• **TASK OBJECTIVE**
Exactly as they stand, the data below are to be printed again.

• **INPUT RECORDS**
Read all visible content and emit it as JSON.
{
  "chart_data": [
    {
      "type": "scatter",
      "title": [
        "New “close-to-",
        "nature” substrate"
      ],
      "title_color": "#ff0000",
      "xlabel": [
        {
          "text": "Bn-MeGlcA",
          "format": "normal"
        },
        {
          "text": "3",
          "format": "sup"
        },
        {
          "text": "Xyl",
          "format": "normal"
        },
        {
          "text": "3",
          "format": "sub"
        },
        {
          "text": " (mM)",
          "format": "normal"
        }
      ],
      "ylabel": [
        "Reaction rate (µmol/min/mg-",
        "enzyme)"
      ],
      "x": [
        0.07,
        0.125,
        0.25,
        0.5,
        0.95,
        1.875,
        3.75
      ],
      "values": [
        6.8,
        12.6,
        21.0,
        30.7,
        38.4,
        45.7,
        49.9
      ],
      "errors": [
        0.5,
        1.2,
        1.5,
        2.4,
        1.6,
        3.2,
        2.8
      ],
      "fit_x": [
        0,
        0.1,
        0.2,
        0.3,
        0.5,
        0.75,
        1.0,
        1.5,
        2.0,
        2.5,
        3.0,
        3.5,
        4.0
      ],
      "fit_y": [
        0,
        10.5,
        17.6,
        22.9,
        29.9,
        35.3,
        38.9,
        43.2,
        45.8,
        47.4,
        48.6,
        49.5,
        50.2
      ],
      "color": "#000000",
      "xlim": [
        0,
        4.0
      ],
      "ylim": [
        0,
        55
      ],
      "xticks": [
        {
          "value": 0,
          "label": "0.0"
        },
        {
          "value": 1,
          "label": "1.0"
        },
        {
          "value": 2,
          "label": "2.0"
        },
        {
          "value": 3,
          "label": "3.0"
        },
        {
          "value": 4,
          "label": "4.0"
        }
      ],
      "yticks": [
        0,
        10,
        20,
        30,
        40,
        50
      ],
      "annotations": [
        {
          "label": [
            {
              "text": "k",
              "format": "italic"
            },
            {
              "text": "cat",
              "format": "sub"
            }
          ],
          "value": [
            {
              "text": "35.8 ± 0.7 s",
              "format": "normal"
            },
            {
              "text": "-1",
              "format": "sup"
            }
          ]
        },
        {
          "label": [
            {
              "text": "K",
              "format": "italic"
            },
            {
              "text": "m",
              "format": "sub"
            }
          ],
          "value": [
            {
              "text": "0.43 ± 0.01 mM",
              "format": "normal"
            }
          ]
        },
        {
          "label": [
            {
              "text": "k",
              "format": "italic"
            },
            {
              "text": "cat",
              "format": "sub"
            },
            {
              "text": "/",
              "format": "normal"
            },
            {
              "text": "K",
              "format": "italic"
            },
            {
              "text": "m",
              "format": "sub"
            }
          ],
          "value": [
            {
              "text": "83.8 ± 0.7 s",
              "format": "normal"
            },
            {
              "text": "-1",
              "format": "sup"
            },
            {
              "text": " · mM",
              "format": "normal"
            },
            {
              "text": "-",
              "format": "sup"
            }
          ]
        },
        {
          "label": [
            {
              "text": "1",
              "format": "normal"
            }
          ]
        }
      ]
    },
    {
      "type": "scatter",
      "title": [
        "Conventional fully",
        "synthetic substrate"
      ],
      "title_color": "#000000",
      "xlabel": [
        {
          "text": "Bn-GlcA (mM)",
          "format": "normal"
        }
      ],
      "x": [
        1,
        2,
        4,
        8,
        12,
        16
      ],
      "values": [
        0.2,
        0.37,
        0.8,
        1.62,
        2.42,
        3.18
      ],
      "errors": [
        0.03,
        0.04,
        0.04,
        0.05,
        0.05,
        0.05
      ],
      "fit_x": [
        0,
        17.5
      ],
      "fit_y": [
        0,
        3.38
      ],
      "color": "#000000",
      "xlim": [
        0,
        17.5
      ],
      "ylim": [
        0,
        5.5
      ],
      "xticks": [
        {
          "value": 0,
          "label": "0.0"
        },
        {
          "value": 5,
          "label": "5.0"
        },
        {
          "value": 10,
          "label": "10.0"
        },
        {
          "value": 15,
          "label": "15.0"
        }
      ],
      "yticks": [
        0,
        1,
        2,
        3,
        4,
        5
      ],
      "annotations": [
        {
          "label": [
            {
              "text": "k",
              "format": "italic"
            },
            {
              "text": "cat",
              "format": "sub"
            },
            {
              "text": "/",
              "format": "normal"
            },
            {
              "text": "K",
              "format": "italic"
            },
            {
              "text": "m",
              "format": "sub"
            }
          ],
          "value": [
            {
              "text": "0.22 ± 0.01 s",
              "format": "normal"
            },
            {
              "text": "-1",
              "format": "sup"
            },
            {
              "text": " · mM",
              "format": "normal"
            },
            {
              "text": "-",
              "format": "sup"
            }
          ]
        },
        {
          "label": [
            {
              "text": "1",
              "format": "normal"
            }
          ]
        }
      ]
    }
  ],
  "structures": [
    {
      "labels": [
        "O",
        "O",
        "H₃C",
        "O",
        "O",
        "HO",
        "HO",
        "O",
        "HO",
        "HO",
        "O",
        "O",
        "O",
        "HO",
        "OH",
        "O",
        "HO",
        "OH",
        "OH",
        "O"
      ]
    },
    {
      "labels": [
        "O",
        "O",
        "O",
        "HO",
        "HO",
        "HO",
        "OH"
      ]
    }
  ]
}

• **SOLUTION TO THE PROBLEM**
Read all visible content and emit it as JSON.
{
  "chart_data": [
    {
      "type": "scatter",
      "title": [
        "New “close-to-",
        "nature” substrate"
      ],
      "title_color": "#ff0000",
      "xlabel": [
        {
          "text": "Bn-MeGlcA",
          "format": "normal"
        },
        {
          "text": "3",
          "format": "sup"
        },
        {
          "text": "Xyl",
          "format": "normal"
        },
        {
          "text": "3",
          "format": "sub"
        },
        {
          "text": " (mM)",
          "format": "normal"
        }
      ],
      "ylabel": [
        "Reaction rate (µmol/min/mg-",
        "enzyme)"
      ],
      "x": [
        0.07,
        0.125,
        0.25,
        0.5,
        0.95,
        1.875,
        3.75
      ],
      "values": [
        6.8,
        12.6,
        21.0,
        30.7,
        38.4,
        45.7,
        49.9
      ],
      "errors": [
        0.5,
        1.2,
        1.5,
        2.4,
        1.6,
        3.2,
        2.8
      ],
      "fit_x": [
        0,
        0.1,
        0.2,
        0.3,
        0.5,
        0.75,
        1.0,
        1.5,
        2.0,
        2.5,
        3.0,
        3.5,
        4.0
      ],
      "fit_y": [
        0,
        10.5,
        17.6,
        22.9,
        29.9,
        35.3,
        38.9,
        43.2,
        45.8,
        47.4,
        48.6,
        49.5,
        50.2
      ],
      "color": "#000000",
      "xlim": [
        0,
        4.0
      ],
      "ylim": [
        0,
        55
      ],
      "xticks": [
        {
          "value": 0,
          "label": "0.0"
        },
        {
          "value": 1,
          "label": "1.0"
        },
        {
          "value": 2,
          "label": "2.0"
        },
        {
          "value": 3,
          "label": "3.0"
        },
        {
          "value": 4,
          "label": "4.0"
        }
      ],
      "yticks": [
        0,
        10,
        20,
        30,
        40,
        50
      ],
      "annotations": [
        {
          "label": [
            {
              "text": "k",
              "format": "italic"
            },
            {
              "text": "cat",
              "format": "sub"
            }
          ],
          "value": [
            {
              "text": "35.8 ± 0.7 s",
              "format": "normal"
            },
            {
              "text": "-1",
              "format": "sup"
            }
          ]
        },
        {
          "label": [
            {
              "text": "K",
              "format": "italic"
            },
            {
              "text": "m",
              "format": "sub"
            }
          ],
          "value": [
            {
              "text": "0.43 ± 0.01 mM",
              "format": "normal"
            }
          ]
        },
        {
          "label": [
            {
              "text": "k",
              "format": "italic"
            },
            {
              "text": "cat",
              "format": "sub"
            },
            {
              "text": "/",
              "format": "normal"
            },
            {
              "text": "K",
              "format": "italic"
            },
            {
              "text": "m",
              "format": "sub"
            }
          ],
          "value": [
            {
              "text": "83.8 ± 0.7 s",
              "format": "normal"
            },
            {
              "text": "-1",
              "format": "sup"
            },
            {
              "text": " · mM",
              "format": "normal"
            },
            {
              "text": "-",
              "format": "sup"
            }
          ]
        },
        {
          "label": [
            {
              "text": "1",
              "format": "normal"
            }
          ]
        }
      ]
    },
    {
      "type": "scatter",
      "title": [
        "Conventional fully",
        "synthetic substrate"
      ],
      "title_color": "#000000",
      "xlabel": [
        {
          "text": "Bn-GlcA (mM)",
          "format": "normal"
        }
      ],
      "x": [
        1,
        2,
        4,
        8,
        12,
        16
      ],
      "values": [
        0.2,
        0.37,
        0.8,
        1.62,
        2.42,
        3.18
      ],
      "errors": [
        0.03,
        0.04,
        0.04,
        0.05,
        0.05,
        0.05
      ],
      "fit_x": [
        0,
        17.5
      ],
      "fit_y": [
        0,
        3.38
      ],
      "color": "#000000",
      "xlim": [
        0,
        17.5
      ],
      "ylim": [
        0,
        5.5
      ],
      "xticks": [
        {
          "value": 0,
          "label": "0.0"
        },
        {
          "value": 5,
          "label": "5.0"
        },
        {
          "value": 10,
          "label": "10.0"
        },
        {
          "value": 15,
          "label": "15.0"
        }
      ],
      "yticks": [
        0,
        1,
        2,
        3,
        4,
        5
      ],
      "annotations": [
        {
          "label": [
            {
              "text": "k",
              "format": "italic"
            },
            {
              "text": "cat",
              "format": "sub"
            },
            {
              "text": "/",
              "format": "normal"
            },
            {
              "text": "K",
              "format": "italic"
            },
            {
              "text": "m",
              "format": "sub"
            }
          ],
          "value": [
            {
              "text": "0.22 ± 0.01 s",
              "format": "normal"
            },
            {
              "text": "-1",
              "format": "sup"
            },
            {
              "text": " · mM",
              "format": "normal"
            },
            {
              "text": "-",
              "format": "sup"
            }
          ]
        },
        {
          "label": [
            {
              "text": "1",
              "format": "normal"
            }
          ]
        }
      ]
    }
  ],
  "structures": [
    {
      "labels": [
        "O",
        "O",
        "H₃C",
        "O",
        "O",
        "HO",
        "HO",
        "O",
        "HO",
        "HO",
        "O",
        "O",
        "O",
        "HO",
        "OH",
        "O",
        "HO",
        "OH",
        "OH",
        "O"
      ]
    },
    {
      "labels": [
        "O",
        "O",
        "O",
        "HO",
        "HO",
        "HO",
        "OH"
      ]
    }
  ]
}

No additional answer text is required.